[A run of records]
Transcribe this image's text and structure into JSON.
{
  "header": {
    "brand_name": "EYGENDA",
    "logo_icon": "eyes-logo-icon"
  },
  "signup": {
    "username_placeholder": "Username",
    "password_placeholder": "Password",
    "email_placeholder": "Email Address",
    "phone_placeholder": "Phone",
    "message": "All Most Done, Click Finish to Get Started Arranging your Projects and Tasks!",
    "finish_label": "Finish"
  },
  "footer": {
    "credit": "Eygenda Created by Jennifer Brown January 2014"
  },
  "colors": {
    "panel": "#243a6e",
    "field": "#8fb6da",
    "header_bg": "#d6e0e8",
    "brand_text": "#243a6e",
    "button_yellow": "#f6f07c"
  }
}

◆ What you should do:
Please set down the whole listing above without altering a single line.

◆ Solved problem:
Transcribe this image's text and structure into JSON.
{
  "header": {
    "brand_name": "EYGENDA",
    "logo_icon": "eyes-logo-icon"
  },
  "signup": {
    "username_placeholder": "Username",
    "password_placeholder": "Password",
    "email_placeholder": "Email Address",
    "phone_placeholder": "Phone",
    "message": "All Most Done, Click Finish to Get Started Arranging your Projects and Tasks!",
    "finish_label": "Finish"
  },
  "footer": {
    "credit": "Eygenda Created by Jennifer Brown January 2014"
  },
  "colors": {
    "panel": "#243a6e",
    "field": "#8fb6da",
    "header_bg": "#d6e0e8",
    "brand_text": "#243a6e",
    "button_yellow": "#f6f07c"
  }
}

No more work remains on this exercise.